[Data records]
· · · · ·

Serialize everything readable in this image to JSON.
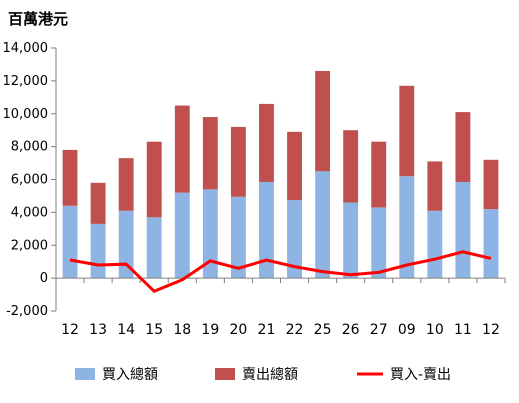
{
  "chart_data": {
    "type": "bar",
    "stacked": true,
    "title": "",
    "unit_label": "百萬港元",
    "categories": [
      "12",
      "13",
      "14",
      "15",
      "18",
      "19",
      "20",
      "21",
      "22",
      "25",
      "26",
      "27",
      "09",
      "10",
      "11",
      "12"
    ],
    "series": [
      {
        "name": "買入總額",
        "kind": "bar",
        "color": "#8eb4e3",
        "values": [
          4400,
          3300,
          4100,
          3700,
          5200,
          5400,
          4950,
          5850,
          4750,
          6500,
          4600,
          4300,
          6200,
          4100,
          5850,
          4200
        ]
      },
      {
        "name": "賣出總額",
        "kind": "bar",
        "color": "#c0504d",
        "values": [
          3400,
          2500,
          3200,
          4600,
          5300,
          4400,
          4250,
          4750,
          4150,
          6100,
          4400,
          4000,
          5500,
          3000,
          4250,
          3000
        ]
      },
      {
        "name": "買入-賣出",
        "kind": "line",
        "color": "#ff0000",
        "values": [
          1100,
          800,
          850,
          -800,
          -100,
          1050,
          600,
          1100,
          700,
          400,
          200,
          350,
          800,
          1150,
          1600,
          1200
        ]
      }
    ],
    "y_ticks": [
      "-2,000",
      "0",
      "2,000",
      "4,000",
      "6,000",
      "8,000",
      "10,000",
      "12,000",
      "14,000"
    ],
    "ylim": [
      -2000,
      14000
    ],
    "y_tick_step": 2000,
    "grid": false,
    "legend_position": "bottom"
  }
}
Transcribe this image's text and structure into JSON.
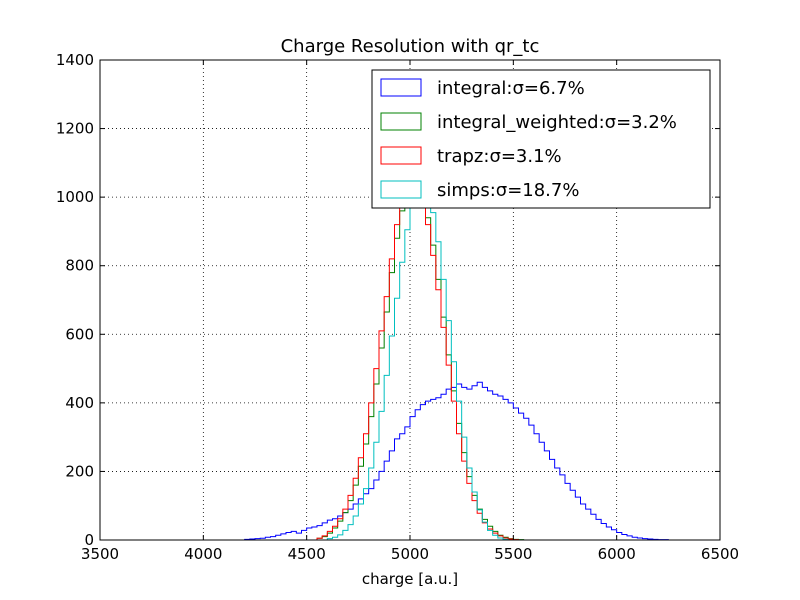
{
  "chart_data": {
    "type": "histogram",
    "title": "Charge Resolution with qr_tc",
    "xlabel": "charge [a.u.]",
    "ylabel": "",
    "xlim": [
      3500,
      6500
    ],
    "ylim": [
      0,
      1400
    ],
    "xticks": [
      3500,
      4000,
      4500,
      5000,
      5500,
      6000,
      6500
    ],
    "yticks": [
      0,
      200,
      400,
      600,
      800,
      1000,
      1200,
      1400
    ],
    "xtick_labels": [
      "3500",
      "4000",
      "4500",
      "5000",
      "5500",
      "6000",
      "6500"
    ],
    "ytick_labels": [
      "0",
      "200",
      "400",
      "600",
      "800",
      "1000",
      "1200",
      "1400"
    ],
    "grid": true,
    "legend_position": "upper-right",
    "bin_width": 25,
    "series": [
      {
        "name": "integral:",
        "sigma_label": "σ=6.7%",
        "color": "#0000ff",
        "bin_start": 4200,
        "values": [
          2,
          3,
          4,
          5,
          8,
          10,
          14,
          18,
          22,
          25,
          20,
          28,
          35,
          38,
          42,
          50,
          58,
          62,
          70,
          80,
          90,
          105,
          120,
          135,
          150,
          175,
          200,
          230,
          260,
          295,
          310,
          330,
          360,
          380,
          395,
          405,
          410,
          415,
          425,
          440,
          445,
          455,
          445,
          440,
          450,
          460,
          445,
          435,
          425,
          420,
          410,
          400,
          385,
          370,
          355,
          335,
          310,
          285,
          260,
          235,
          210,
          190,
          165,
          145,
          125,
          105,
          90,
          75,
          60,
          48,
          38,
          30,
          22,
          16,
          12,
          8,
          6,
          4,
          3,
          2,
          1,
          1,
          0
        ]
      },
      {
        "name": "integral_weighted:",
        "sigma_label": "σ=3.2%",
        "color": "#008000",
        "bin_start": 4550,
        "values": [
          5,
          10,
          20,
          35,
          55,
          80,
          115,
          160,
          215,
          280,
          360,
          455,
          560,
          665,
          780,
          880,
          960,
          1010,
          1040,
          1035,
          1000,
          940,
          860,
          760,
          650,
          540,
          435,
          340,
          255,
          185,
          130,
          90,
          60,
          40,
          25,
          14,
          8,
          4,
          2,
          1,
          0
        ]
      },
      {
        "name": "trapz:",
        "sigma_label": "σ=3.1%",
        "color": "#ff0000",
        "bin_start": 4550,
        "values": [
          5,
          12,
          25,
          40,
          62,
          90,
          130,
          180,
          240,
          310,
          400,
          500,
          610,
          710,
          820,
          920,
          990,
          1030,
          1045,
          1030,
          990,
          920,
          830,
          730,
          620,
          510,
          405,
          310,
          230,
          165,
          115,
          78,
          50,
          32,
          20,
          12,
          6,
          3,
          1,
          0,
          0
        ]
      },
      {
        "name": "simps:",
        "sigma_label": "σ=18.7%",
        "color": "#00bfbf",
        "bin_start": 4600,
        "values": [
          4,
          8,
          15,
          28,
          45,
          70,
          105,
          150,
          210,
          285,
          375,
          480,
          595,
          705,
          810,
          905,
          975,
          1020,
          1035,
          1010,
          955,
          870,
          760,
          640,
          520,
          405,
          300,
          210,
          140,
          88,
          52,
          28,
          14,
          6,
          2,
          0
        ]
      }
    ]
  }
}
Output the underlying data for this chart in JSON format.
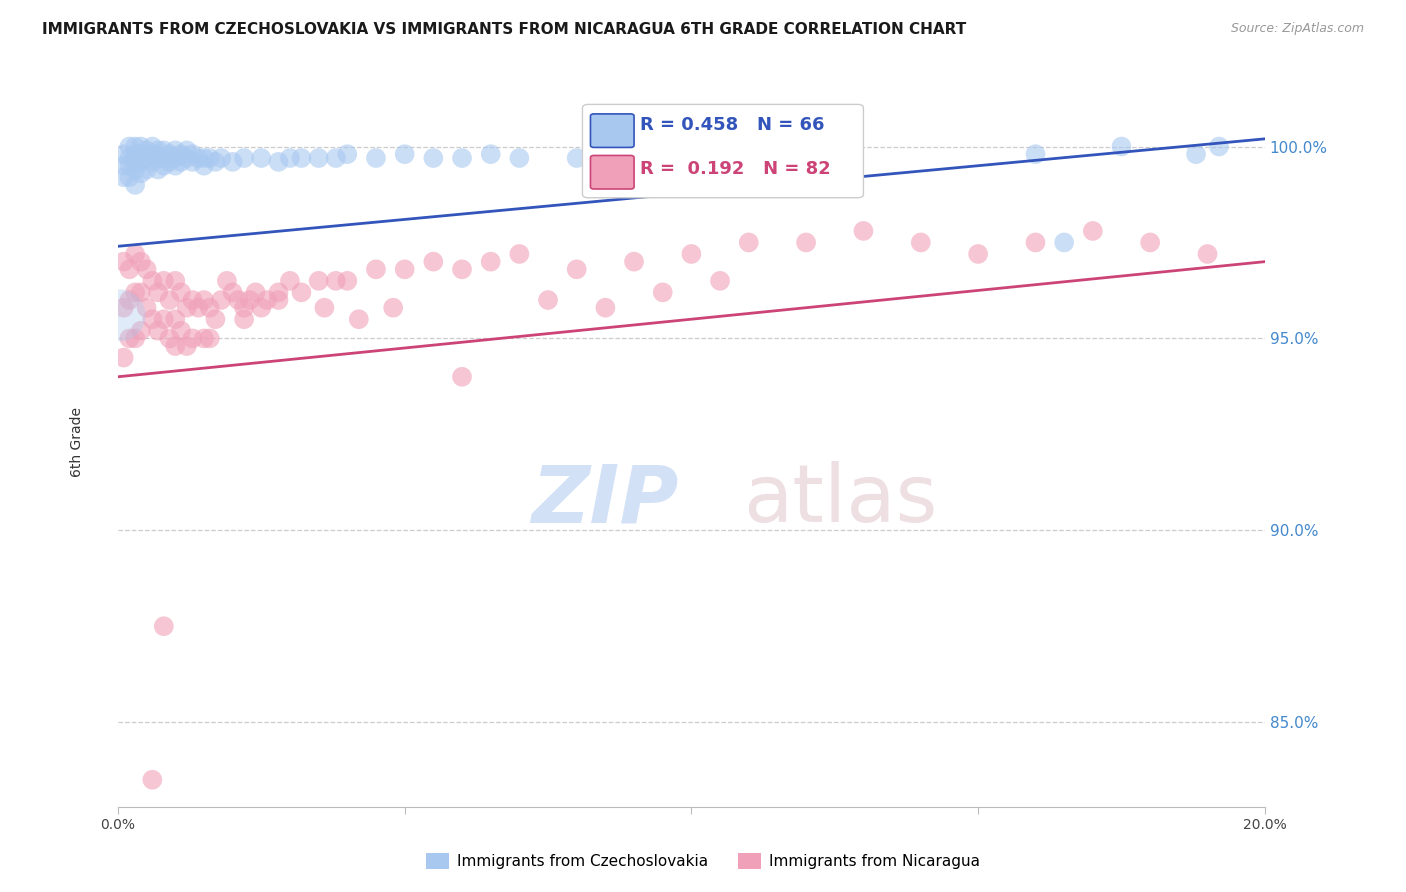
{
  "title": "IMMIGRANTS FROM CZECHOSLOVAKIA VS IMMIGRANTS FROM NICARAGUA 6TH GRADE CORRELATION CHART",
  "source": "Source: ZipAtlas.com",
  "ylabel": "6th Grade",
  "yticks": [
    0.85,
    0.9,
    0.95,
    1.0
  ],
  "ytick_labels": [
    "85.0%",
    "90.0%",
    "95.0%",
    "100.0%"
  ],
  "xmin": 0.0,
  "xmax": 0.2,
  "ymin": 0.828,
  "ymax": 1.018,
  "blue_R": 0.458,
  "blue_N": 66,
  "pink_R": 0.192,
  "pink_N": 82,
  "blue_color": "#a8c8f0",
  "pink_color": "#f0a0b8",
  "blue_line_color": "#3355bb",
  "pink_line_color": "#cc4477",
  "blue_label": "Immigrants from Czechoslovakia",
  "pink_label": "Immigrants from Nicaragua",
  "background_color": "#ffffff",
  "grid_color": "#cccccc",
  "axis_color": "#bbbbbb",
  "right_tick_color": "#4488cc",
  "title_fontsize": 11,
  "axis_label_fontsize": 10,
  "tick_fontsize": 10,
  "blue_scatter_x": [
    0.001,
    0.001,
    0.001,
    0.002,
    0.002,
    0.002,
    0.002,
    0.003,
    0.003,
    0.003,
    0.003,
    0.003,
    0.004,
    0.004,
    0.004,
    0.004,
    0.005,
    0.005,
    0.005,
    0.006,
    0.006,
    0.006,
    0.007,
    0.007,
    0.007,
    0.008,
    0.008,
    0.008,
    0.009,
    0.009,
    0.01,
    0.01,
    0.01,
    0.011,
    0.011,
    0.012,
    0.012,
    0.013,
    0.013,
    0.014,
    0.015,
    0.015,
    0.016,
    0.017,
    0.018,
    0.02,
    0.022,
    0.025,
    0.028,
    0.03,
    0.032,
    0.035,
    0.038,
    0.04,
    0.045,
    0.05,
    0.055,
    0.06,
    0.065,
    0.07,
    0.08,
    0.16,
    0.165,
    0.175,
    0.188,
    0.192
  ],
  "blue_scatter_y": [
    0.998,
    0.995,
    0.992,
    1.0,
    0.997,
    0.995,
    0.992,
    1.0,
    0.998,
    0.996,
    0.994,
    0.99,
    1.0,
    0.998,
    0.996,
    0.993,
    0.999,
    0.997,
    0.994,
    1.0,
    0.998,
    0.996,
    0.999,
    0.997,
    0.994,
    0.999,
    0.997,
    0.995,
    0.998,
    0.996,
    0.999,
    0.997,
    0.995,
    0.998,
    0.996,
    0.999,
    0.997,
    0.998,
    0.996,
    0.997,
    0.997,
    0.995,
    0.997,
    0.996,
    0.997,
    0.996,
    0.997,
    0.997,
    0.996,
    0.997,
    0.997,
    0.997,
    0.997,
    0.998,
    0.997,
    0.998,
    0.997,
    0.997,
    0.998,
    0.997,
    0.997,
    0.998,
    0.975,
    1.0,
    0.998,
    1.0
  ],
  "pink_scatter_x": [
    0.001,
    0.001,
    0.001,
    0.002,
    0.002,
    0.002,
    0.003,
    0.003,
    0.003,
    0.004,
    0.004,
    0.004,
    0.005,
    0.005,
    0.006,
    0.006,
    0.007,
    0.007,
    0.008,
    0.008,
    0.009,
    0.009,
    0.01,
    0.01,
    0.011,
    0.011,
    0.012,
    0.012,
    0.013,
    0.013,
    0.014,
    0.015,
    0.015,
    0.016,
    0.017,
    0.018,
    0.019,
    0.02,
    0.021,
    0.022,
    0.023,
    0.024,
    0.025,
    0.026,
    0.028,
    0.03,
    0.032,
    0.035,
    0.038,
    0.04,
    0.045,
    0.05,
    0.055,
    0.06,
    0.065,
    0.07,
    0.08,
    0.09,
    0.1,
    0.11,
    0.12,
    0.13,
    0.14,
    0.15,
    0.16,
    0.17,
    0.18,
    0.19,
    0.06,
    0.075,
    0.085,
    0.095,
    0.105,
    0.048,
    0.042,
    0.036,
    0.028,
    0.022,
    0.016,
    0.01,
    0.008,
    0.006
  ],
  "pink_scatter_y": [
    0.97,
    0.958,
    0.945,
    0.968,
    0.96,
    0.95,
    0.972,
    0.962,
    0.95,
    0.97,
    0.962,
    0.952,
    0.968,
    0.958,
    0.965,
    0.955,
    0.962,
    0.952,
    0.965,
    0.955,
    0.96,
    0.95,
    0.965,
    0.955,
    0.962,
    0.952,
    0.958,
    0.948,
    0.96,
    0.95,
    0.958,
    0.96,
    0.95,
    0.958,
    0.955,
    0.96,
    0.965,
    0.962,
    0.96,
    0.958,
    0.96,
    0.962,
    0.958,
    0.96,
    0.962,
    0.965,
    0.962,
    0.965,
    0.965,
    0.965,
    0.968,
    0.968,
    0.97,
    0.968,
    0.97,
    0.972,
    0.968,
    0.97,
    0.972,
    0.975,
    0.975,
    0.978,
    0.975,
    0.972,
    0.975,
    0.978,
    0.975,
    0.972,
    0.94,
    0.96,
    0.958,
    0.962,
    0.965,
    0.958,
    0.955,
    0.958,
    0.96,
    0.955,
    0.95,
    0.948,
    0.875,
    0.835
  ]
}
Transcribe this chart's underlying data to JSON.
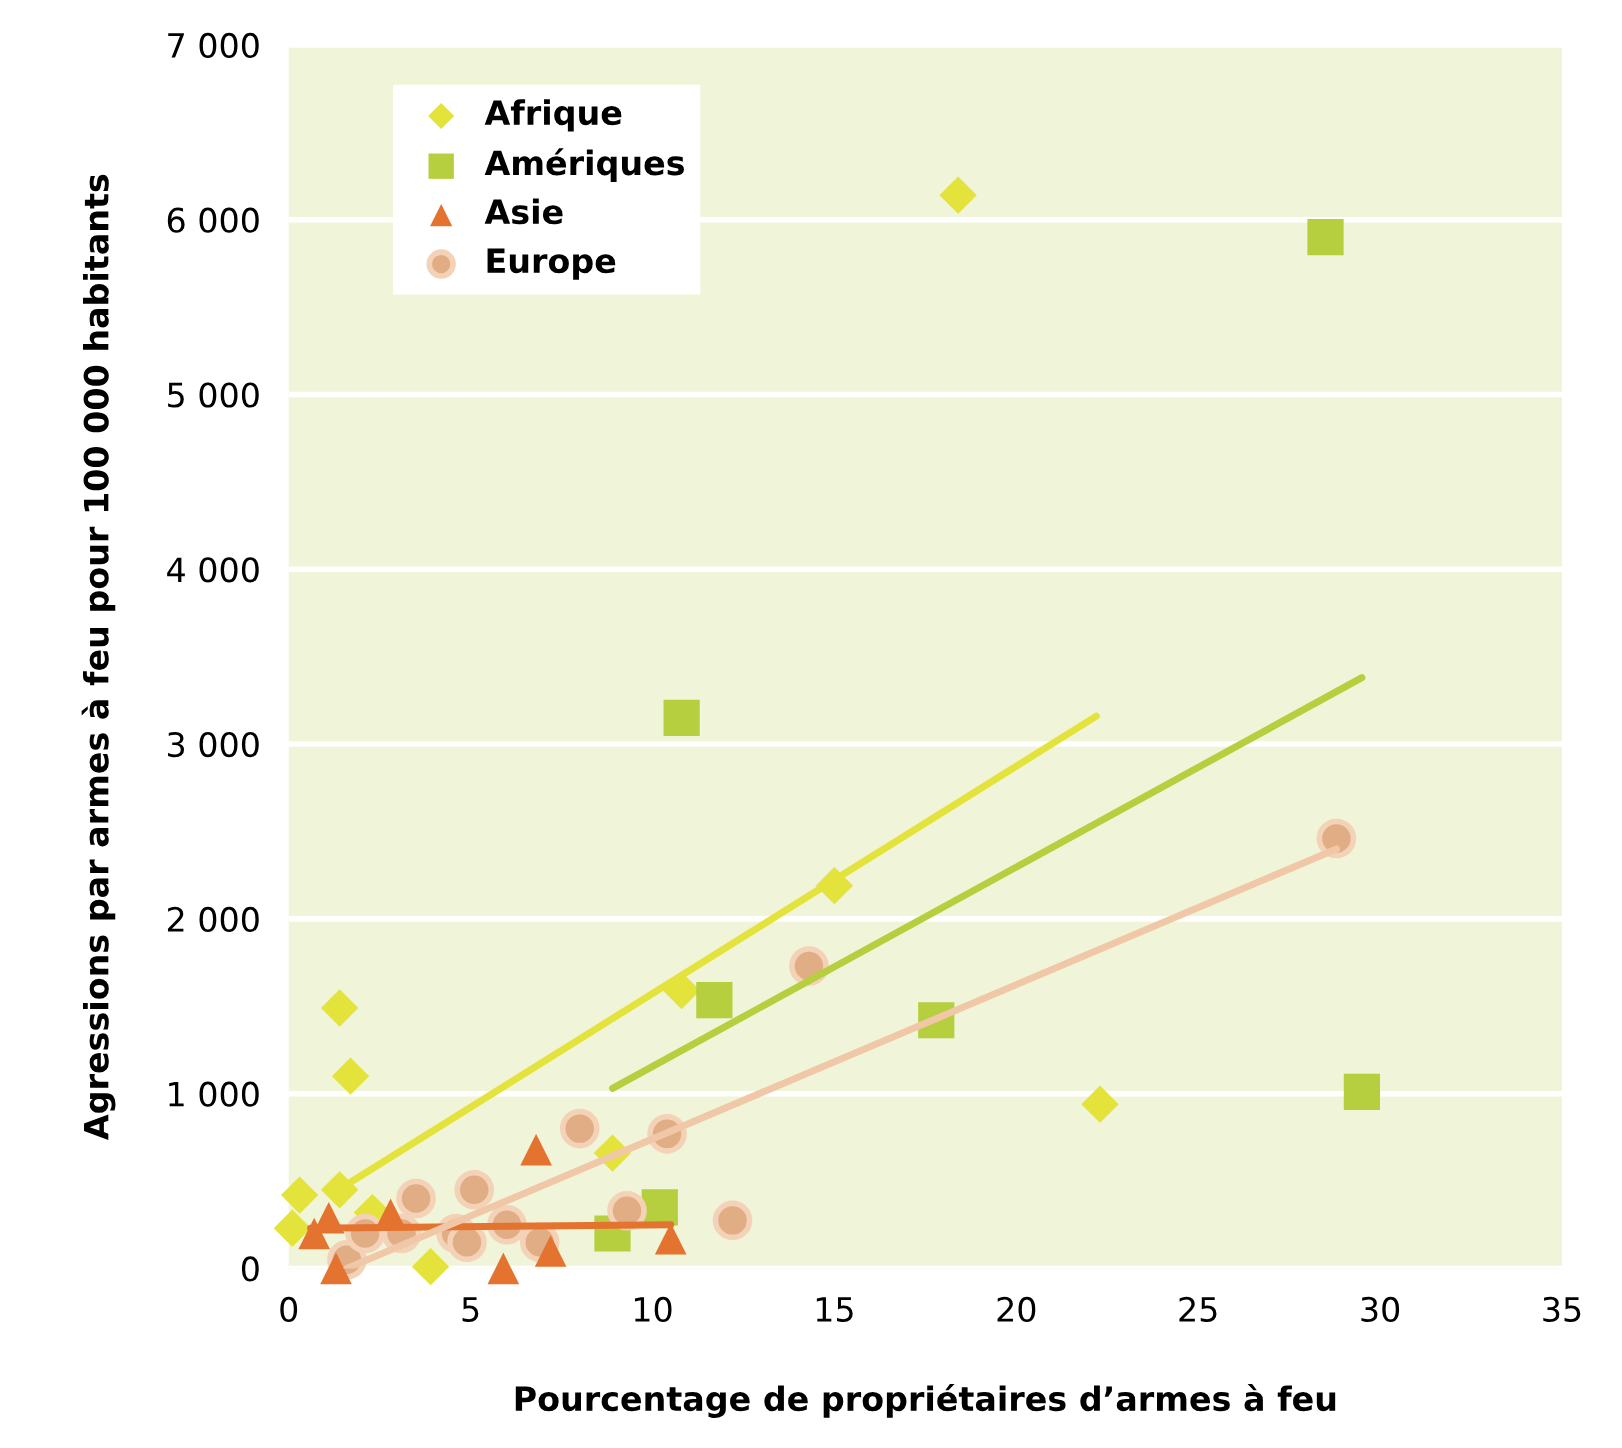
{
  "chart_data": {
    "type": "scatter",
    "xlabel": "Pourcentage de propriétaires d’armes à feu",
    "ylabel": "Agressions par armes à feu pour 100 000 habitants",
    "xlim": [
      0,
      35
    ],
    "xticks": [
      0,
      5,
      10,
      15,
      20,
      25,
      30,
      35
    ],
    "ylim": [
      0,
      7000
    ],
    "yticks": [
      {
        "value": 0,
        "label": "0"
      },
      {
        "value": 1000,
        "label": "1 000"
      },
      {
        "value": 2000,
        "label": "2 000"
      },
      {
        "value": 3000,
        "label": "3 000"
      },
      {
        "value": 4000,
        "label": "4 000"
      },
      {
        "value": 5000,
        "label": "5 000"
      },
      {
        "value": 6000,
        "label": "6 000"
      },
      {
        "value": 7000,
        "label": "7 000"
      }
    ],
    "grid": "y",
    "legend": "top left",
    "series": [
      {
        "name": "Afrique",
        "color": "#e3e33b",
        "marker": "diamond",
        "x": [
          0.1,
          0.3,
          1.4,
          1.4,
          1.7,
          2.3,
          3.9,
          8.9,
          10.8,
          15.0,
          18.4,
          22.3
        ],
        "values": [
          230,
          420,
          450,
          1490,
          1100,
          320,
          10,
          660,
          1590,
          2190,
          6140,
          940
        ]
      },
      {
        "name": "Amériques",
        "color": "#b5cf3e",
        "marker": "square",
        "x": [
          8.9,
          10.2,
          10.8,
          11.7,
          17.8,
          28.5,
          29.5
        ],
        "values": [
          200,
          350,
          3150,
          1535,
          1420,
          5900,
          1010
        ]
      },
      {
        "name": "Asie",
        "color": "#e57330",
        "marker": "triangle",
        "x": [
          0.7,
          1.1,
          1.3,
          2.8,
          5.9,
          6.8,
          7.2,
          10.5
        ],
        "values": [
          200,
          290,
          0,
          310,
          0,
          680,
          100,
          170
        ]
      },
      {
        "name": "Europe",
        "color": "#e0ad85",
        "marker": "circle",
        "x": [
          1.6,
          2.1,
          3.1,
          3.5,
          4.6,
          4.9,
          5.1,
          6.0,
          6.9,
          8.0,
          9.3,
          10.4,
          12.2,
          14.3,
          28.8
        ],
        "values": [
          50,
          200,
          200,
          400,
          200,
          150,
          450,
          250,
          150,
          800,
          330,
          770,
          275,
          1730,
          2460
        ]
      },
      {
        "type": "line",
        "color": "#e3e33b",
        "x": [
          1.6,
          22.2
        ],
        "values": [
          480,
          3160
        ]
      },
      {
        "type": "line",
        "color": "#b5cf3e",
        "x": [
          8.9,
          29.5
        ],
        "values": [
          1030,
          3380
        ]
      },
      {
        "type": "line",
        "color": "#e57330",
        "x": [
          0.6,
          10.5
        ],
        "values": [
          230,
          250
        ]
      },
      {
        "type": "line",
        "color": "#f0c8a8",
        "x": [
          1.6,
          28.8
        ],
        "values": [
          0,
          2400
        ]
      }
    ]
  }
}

· · · · ·

REQUIREMENT →
Each line in the listing above that contains "this" should be copied.

COMPLETED EXERCISE →
Serialize everything readable in this image to JSON.
Transcribe this image's text and structure into JSON.
Output the underlying data for this chart in JSON format.
Transcribe this chart's underlying data to JSON.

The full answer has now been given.